■ **Task**
When the string "patient" is part of a line below, that line should be copied.

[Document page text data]
((
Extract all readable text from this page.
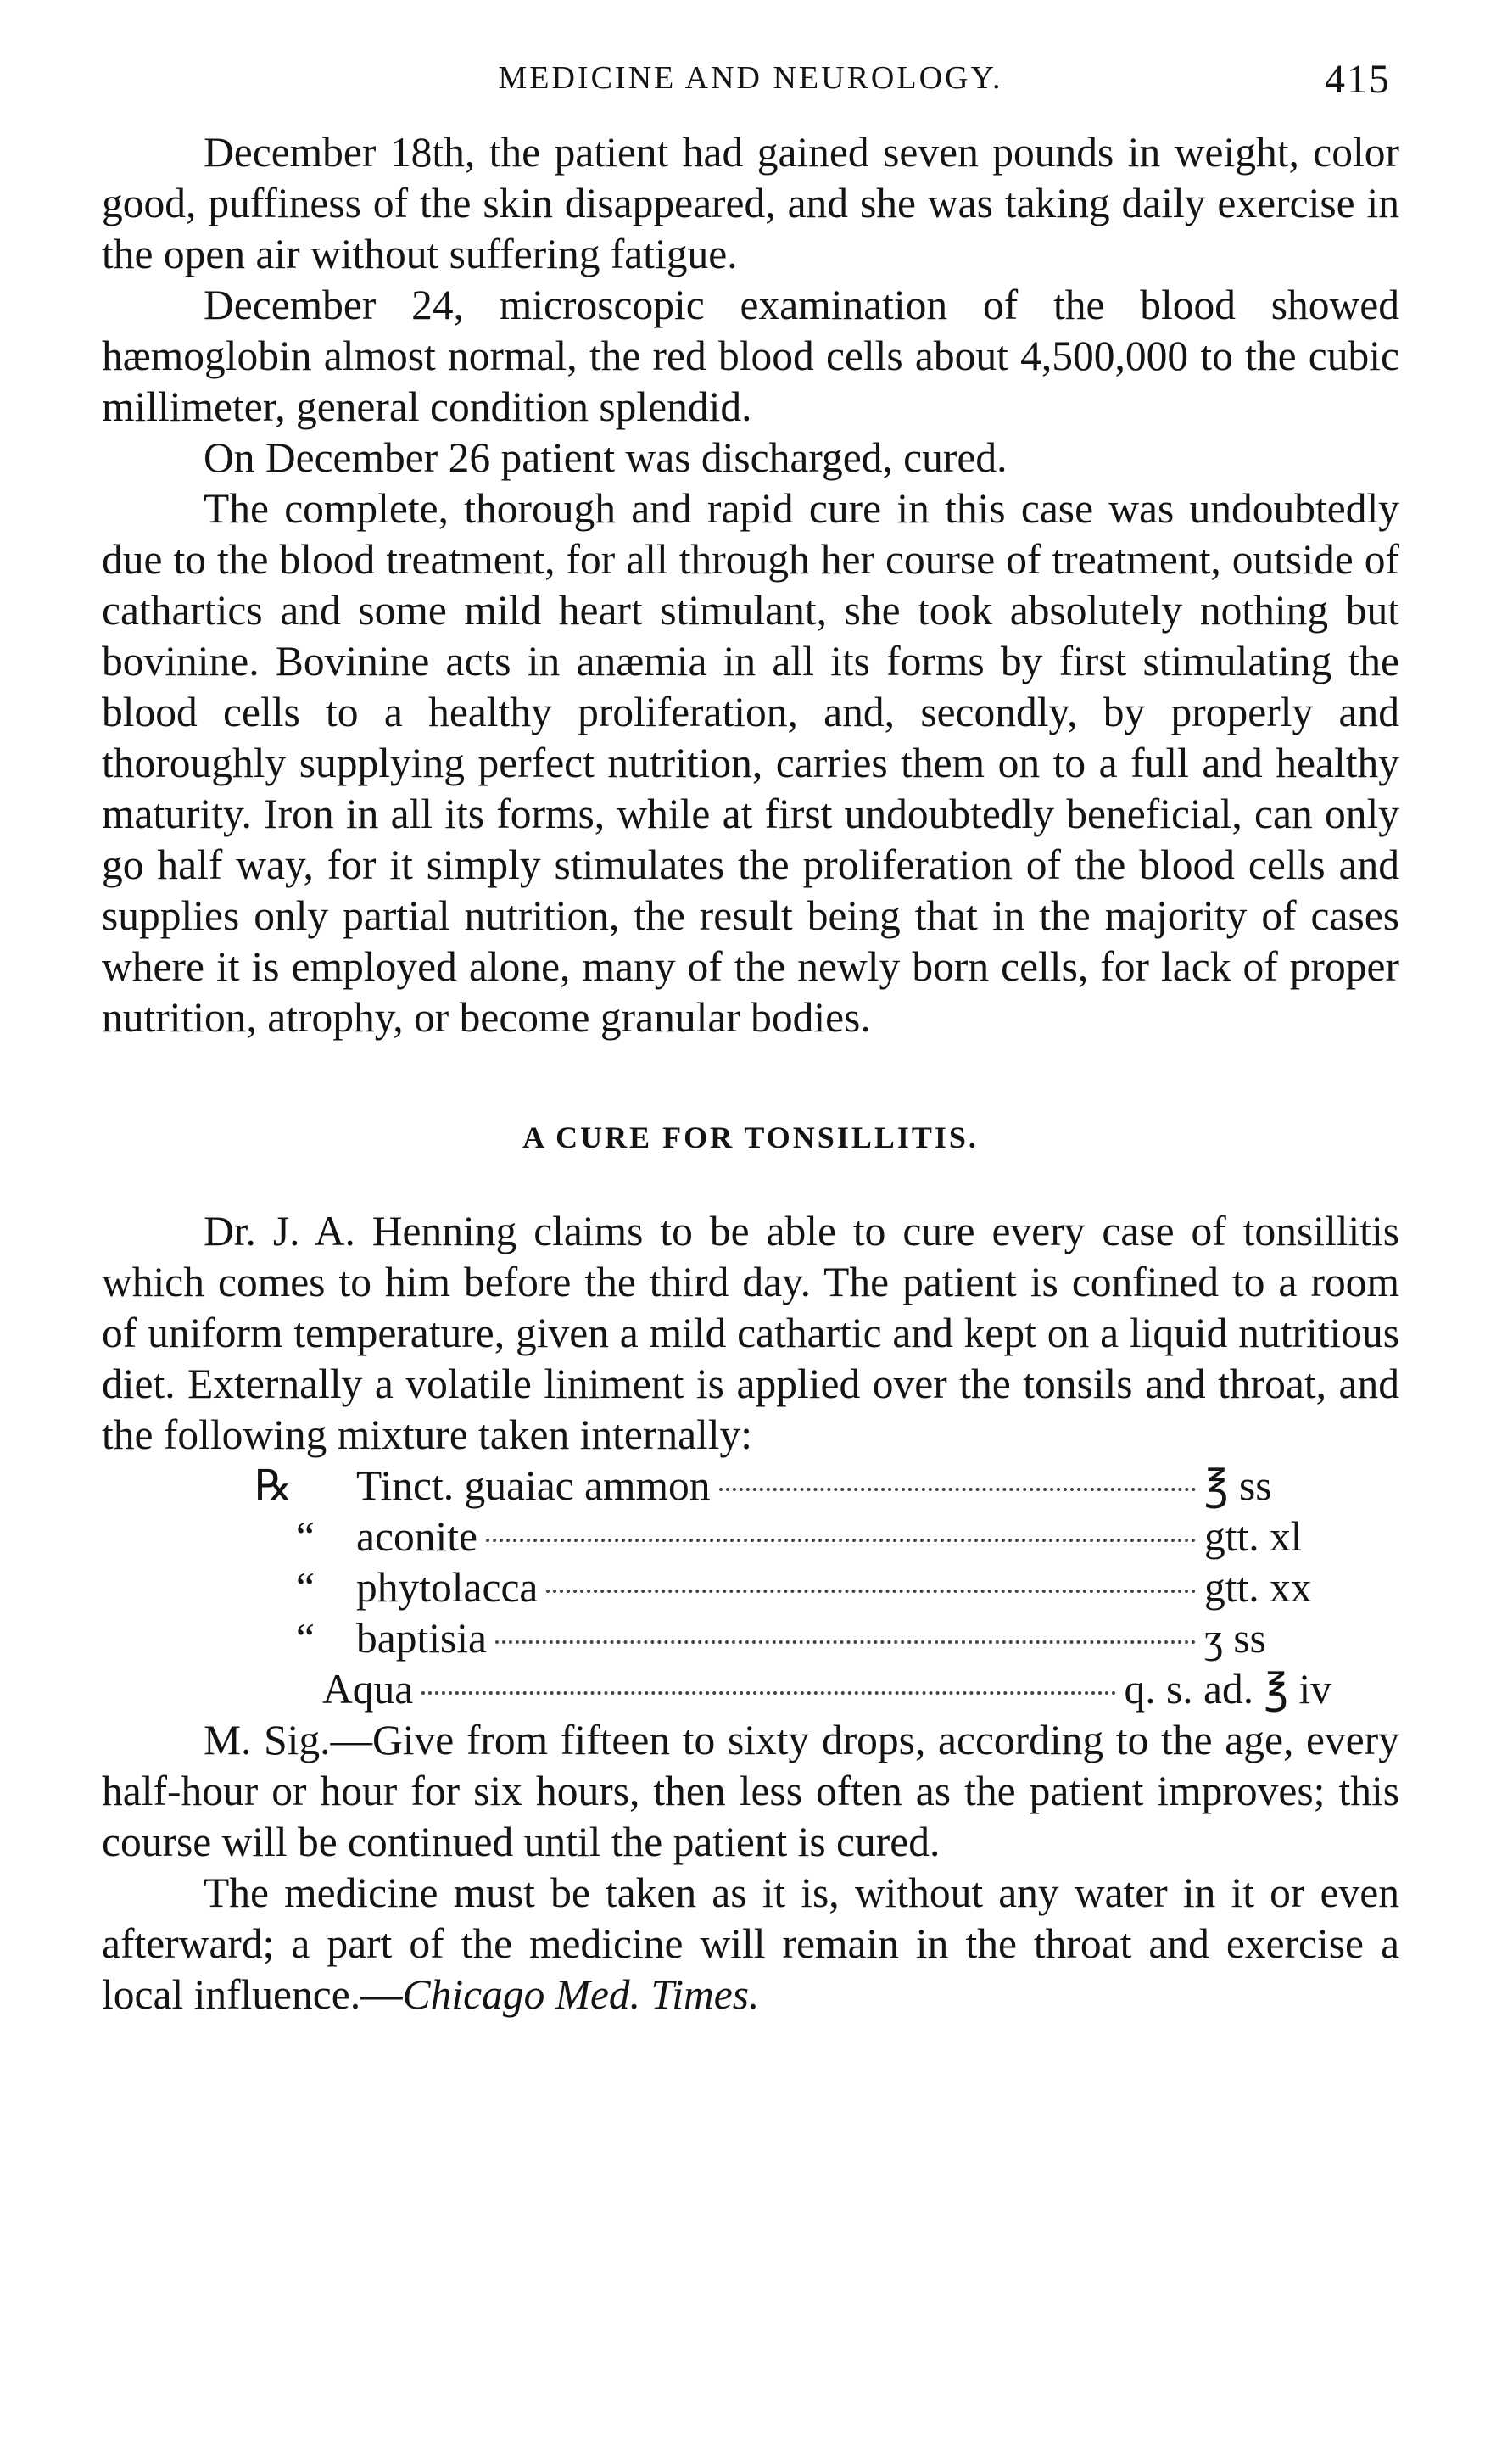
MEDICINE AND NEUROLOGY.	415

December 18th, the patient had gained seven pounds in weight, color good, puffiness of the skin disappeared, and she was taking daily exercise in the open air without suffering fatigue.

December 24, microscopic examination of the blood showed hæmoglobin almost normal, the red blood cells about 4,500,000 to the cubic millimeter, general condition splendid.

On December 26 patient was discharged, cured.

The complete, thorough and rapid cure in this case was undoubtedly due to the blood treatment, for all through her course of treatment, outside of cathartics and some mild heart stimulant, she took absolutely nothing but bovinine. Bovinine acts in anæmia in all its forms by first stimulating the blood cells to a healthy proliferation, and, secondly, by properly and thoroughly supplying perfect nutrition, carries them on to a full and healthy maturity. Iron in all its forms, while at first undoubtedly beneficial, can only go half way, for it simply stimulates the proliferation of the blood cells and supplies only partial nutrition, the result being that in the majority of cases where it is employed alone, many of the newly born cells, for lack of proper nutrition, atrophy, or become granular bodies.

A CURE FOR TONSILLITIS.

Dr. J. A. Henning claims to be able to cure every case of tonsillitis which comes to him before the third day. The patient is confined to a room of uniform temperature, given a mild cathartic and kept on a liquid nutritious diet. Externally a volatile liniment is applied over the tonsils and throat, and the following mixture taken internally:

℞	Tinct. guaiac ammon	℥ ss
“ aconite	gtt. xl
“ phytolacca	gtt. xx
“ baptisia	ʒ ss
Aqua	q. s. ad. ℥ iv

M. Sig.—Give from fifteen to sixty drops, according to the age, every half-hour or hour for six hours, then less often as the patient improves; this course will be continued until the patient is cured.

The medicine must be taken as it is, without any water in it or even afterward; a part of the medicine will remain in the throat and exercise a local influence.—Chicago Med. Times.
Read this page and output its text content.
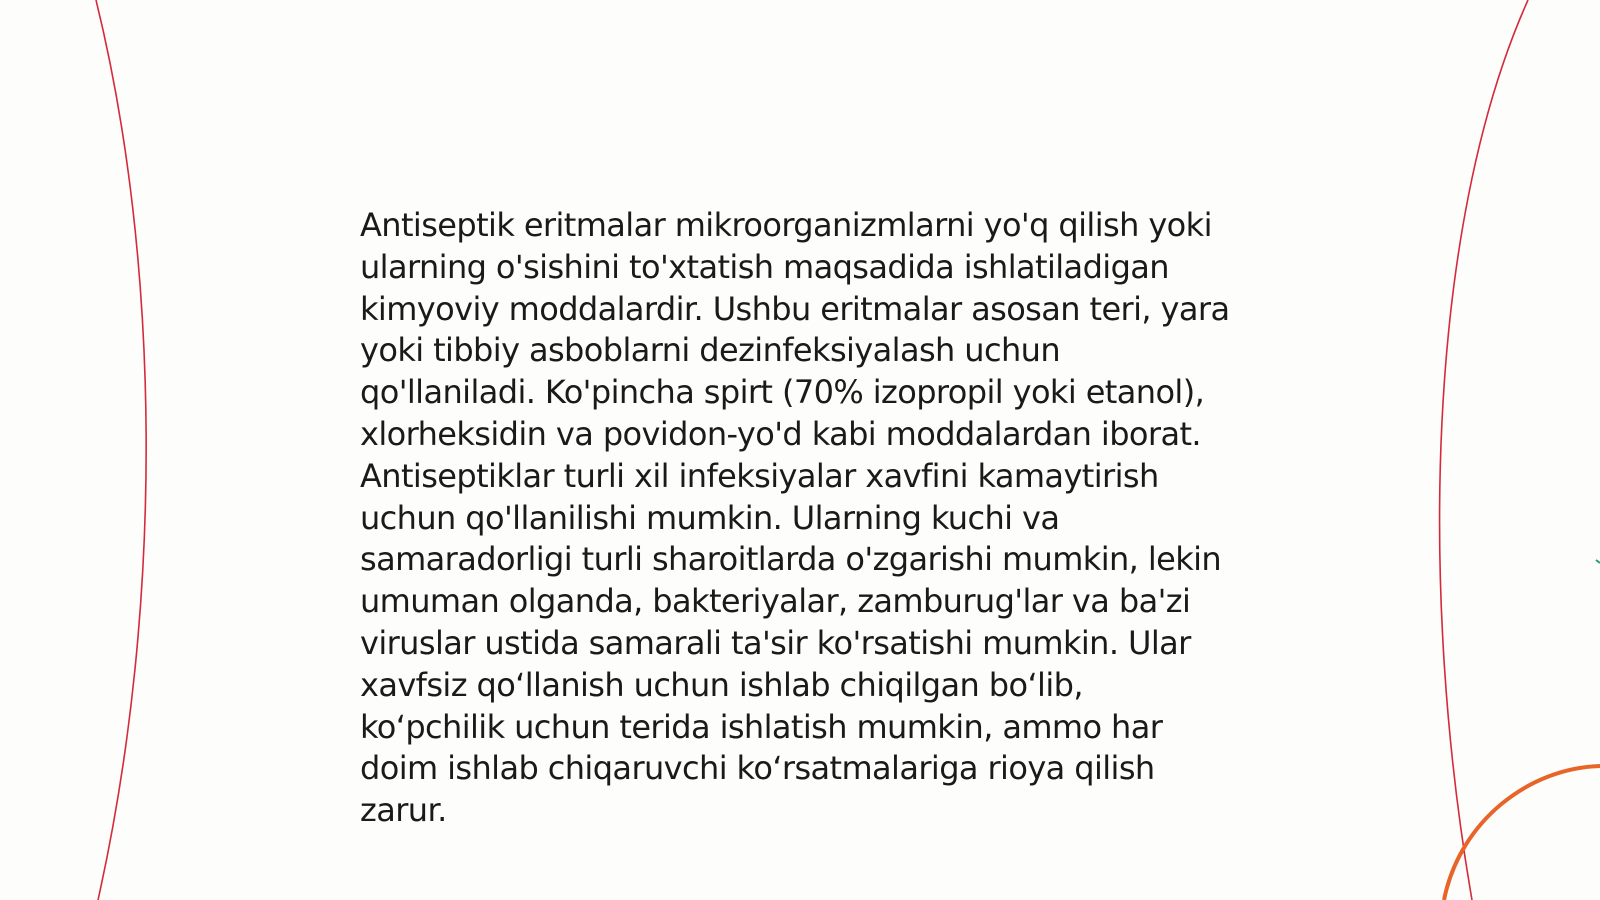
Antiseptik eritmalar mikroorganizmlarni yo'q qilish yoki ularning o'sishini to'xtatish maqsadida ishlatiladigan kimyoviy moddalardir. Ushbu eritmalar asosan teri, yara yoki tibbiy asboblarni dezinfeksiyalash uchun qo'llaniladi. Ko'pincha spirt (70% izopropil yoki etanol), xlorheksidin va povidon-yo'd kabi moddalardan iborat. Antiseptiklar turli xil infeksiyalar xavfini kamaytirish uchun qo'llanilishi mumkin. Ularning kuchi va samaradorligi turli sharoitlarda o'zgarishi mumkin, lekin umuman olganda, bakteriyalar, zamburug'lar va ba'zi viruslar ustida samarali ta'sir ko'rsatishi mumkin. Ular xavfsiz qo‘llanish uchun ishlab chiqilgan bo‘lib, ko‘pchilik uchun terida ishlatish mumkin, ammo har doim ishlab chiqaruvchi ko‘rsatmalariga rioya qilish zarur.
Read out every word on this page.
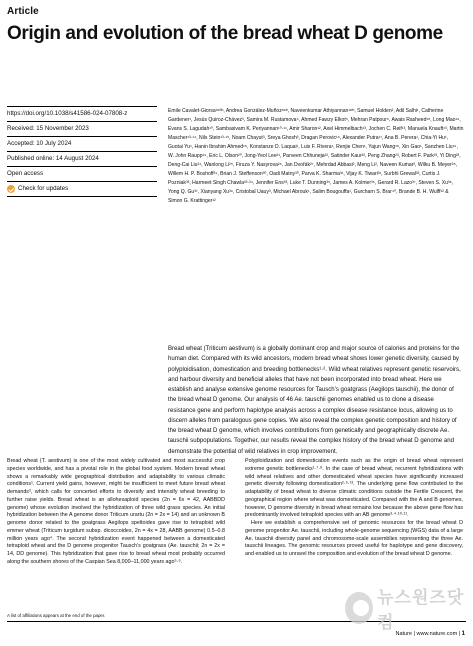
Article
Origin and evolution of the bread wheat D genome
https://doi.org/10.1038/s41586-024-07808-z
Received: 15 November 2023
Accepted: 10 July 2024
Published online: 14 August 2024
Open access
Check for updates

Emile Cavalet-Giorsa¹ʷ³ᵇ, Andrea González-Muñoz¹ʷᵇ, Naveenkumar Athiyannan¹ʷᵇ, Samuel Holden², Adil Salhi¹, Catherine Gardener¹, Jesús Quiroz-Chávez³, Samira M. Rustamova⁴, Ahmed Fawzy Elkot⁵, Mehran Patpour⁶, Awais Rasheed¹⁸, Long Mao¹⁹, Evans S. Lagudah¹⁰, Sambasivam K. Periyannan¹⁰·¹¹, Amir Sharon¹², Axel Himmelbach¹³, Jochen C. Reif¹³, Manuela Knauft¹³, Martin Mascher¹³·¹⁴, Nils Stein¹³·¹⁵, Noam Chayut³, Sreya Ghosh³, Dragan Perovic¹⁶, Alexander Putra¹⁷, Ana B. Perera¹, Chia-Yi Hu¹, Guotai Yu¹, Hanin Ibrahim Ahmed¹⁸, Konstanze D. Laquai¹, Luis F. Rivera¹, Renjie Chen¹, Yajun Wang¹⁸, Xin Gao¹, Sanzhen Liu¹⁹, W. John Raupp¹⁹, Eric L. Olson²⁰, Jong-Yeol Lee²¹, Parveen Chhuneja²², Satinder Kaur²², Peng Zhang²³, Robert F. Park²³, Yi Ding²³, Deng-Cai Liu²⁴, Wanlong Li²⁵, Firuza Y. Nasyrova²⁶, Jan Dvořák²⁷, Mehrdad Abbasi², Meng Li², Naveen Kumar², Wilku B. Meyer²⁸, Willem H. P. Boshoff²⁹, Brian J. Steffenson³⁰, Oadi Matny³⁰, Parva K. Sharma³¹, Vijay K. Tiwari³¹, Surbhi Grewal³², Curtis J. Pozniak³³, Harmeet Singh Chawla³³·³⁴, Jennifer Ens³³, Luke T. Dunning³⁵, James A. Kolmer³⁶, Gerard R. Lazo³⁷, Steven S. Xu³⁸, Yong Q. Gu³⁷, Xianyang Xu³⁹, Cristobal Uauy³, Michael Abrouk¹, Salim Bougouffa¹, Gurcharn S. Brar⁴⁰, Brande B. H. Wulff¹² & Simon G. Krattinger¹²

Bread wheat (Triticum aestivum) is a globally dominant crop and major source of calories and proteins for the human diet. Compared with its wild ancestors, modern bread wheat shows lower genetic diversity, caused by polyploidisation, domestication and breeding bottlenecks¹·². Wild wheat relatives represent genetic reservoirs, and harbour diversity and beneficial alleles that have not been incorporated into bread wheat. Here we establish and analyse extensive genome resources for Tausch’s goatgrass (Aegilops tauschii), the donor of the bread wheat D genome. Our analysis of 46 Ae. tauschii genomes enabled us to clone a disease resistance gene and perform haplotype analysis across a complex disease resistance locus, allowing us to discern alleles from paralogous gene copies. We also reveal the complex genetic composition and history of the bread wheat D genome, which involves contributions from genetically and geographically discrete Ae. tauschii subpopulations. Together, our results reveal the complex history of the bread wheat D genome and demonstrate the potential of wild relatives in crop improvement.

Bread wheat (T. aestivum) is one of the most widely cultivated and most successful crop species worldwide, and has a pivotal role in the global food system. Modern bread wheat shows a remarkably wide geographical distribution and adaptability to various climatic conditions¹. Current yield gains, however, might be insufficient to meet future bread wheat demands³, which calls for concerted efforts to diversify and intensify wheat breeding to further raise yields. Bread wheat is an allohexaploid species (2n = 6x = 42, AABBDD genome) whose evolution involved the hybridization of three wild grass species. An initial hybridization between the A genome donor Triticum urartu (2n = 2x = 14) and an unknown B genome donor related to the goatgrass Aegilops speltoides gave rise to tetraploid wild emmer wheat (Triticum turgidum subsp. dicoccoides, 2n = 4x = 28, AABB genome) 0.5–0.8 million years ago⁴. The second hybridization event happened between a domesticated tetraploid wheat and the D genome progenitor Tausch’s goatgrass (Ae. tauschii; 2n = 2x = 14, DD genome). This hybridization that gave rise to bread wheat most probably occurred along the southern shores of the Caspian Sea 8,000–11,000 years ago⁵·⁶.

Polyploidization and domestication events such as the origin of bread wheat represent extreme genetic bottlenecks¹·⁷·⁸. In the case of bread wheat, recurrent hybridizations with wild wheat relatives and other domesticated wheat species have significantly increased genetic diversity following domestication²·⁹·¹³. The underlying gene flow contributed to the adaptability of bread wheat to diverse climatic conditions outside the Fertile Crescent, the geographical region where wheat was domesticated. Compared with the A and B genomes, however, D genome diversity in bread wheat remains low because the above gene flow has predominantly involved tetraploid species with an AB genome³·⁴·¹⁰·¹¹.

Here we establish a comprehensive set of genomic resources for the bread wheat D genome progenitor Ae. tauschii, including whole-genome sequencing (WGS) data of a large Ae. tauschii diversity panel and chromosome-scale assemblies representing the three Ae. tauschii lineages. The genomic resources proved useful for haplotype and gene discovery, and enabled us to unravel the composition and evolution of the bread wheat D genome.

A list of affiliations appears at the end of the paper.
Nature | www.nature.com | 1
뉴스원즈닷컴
))
■ **Reply to the exercise**
December 18th, the patient had gained seven pounds in weight, color good, puffiness of the skin disappeared, and she was taking daily exercise in the open air without suffering fatigue.
On December 26 patient was discharged, cured.
Dr. J. A. Henning claims to be able to cure every case of tonsillitis which comes to him before the third day. The patient is confined to a room of uniform temperature, given a mild cathartic and kept on a liquid nutritious diet. Externally a volatile liniment is applied over the tonsils and throat, and the following mixture taken internally:
M. Sig.—Give from fifteen to sixty drops, according to the age, every half-hour or hour for six hours, then less often as the patient improves; this course will be continued until the patient is cured.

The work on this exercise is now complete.